[Saved entries]
⟨

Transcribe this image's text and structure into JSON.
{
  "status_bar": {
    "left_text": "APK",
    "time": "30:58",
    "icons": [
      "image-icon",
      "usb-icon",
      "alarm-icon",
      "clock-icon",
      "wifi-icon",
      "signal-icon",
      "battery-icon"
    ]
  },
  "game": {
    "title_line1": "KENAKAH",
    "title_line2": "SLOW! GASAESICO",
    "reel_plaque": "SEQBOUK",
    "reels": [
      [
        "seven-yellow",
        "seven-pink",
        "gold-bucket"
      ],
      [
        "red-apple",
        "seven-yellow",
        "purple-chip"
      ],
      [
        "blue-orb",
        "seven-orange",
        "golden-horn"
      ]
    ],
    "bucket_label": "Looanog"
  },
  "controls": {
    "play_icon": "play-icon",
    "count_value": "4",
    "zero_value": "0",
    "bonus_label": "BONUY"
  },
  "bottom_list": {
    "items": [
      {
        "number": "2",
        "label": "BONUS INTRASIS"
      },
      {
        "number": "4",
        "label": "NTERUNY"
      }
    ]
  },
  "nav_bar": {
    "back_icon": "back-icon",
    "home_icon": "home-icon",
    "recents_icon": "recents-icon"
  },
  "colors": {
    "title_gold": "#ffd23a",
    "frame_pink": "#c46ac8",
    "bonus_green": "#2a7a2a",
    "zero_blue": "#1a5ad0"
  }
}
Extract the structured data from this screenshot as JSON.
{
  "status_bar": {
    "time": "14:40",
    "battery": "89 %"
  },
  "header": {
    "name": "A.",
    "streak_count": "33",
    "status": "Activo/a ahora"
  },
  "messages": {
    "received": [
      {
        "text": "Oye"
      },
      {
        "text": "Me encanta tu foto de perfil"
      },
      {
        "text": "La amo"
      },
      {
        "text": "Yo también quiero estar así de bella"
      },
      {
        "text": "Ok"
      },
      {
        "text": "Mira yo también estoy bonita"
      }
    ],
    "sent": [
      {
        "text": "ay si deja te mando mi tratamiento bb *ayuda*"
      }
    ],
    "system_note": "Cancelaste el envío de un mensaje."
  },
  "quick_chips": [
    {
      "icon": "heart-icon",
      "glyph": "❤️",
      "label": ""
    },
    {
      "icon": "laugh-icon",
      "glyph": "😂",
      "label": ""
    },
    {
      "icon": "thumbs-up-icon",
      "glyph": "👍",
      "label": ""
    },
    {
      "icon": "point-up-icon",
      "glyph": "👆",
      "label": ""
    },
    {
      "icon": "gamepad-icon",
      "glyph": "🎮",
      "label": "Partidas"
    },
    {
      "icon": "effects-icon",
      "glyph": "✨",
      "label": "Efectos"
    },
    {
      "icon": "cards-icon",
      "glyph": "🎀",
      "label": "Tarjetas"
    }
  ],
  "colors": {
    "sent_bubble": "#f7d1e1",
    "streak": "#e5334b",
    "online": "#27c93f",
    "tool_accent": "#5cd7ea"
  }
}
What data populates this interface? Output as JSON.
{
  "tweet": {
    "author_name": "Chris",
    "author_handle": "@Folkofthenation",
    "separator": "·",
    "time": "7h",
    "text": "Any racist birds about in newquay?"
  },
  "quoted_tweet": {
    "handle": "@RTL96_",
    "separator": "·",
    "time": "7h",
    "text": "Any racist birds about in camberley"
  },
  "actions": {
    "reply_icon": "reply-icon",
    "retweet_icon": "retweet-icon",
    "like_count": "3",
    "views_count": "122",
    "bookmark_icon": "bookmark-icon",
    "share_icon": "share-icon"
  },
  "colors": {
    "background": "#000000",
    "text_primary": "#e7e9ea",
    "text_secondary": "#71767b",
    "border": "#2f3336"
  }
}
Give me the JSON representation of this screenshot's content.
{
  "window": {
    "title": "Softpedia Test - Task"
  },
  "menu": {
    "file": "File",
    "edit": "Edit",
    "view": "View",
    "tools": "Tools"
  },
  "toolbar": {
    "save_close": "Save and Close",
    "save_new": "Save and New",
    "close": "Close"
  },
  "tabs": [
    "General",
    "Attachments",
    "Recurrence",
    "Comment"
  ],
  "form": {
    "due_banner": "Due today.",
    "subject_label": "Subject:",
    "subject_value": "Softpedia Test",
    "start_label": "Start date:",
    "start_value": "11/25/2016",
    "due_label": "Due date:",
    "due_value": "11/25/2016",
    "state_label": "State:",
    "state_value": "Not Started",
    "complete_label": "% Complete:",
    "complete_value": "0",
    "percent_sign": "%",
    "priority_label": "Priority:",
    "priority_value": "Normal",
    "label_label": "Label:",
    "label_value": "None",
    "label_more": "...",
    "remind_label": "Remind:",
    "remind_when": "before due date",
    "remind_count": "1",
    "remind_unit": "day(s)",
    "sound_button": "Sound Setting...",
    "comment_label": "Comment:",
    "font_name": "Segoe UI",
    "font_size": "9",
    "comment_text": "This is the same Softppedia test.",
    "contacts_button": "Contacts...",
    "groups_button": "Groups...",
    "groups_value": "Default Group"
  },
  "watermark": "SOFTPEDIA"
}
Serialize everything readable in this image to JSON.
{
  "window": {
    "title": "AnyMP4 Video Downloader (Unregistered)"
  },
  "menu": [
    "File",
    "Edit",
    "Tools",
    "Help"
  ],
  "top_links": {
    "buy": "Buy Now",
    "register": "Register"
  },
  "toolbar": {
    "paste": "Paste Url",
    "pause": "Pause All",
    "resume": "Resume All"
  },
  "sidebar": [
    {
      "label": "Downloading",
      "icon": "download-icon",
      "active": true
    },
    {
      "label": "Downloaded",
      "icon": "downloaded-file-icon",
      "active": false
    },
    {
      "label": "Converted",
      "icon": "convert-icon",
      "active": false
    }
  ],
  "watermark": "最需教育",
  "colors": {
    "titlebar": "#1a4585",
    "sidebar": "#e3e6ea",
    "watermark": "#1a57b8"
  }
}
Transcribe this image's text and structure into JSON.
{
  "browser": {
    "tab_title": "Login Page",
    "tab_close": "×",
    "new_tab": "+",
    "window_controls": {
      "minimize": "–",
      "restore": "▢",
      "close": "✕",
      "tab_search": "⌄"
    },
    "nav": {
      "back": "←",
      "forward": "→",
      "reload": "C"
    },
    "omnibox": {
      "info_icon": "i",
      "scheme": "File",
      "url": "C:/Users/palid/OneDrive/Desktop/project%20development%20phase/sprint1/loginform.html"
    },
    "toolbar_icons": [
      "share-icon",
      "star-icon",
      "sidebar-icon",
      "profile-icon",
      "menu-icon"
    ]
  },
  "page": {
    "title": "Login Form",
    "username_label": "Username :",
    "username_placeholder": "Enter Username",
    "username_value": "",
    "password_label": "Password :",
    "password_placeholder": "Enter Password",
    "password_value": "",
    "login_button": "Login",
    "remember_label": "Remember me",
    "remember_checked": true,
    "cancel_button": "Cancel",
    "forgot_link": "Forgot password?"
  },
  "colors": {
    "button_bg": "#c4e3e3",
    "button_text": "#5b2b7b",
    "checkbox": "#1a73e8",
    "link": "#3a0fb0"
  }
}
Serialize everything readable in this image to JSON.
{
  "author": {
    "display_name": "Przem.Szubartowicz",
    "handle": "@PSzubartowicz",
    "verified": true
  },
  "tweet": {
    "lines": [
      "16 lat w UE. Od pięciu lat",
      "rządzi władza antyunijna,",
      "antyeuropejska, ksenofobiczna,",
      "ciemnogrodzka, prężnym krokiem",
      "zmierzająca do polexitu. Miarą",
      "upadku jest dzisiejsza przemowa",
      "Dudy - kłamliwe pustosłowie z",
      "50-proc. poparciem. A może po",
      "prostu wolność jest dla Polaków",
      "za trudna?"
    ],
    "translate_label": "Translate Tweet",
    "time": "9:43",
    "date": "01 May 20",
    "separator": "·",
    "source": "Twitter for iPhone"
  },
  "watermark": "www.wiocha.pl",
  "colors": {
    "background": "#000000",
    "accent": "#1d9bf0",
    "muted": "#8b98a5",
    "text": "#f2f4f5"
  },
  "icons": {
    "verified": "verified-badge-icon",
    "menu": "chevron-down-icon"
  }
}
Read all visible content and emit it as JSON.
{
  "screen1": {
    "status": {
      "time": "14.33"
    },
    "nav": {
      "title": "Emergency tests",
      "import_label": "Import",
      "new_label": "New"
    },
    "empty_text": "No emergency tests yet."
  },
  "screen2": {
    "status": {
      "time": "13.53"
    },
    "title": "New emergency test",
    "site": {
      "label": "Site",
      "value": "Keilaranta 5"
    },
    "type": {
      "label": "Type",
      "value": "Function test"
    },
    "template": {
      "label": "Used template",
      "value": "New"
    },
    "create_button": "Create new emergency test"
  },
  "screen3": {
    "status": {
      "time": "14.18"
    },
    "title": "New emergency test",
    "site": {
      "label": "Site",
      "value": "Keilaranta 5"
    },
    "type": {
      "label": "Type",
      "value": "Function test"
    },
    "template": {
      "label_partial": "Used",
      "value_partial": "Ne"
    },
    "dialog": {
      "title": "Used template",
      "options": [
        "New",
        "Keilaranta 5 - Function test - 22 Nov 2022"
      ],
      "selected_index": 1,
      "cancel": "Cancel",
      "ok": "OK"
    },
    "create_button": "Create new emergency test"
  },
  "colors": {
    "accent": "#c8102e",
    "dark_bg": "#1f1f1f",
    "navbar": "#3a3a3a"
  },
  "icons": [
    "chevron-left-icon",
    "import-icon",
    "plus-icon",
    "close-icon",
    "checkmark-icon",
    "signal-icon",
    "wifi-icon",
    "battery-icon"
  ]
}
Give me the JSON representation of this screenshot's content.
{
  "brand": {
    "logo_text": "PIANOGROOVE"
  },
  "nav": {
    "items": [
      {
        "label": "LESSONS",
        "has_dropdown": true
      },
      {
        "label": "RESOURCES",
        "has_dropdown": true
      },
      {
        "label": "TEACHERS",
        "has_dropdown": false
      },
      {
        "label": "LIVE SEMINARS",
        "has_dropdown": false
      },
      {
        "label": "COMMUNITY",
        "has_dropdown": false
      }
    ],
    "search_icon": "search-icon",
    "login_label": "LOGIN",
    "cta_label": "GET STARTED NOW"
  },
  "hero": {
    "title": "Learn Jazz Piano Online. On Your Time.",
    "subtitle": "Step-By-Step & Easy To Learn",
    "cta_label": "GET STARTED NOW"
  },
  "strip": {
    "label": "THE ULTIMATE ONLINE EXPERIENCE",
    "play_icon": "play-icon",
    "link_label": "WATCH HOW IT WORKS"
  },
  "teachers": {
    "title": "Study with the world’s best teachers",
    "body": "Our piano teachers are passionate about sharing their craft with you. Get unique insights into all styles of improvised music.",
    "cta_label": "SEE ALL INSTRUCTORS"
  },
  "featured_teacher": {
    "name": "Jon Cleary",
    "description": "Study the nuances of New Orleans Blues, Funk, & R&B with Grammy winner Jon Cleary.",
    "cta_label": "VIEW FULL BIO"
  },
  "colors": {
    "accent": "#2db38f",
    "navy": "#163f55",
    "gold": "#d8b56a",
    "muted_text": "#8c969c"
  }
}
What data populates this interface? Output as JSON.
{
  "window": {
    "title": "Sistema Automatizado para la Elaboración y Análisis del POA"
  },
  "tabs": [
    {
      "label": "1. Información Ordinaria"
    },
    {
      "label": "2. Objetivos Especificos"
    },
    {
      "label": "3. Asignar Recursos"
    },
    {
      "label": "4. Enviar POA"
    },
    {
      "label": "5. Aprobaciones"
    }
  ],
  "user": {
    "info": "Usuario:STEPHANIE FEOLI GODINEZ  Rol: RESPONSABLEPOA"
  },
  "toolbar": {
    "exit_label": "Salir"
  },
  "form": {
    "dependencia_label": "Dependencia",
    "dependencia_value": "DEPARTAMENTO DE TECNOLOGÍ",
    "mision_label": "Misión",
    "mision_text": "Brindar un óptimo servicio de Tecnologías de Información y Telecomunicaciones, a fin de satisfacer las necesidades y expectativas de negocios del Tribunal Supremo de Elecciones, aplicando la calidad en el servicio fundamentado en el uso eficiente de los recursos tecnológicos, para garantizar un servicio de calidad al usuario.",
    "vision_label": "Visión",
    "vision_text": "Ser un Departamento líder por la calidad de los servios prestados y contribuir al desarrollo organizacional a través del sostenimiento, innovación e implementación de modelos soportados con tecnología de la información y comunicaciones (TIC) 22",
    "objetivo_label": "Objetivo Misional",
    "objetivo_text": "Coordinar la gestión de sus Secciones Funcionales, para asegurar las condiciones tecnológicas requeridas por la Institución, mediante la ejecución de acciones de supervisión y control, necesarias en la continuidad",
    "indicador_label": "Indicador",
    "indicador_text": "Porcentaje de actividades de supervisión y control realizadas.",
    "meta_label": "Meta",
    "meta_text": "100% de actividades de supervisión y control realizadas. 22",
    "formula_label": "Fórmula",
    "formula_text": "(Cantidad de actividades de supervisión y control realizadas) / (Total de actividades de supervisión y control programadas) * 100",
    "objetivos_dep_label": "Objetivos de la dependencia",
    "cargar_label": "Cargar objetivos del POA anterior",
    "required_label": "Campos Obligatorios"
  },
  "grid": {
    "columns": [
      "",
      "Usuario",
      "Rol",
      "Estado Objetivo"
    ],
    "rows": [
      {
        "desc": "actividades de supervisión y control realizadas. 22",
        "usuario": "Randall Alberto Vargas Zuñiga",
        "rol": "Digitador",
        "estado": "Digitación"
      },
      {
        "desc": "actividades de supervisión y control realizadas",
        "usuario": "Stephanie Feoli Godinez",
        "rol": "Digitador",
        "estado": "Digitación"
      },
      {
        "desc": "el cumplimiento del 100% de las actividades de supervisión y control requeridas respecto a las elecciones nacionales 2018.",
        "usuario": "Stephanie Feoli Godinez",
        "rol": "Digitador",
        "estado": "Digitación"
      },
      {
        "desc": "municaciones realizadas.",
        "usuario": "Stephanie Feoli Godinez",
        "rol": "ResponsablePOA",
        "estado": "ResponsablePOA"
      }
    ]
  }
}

⟩

* **DIRECTIONS FOR THIS TASK**:
Copy each line that contains the word "Study".

* **EXPECTED ANSWER**:
    "title": "Study with the world’s best teachers",
    "description": "Study the nuances of New Orleans Blues, Funk, & R&B with Grammy winner Jon Cleary.",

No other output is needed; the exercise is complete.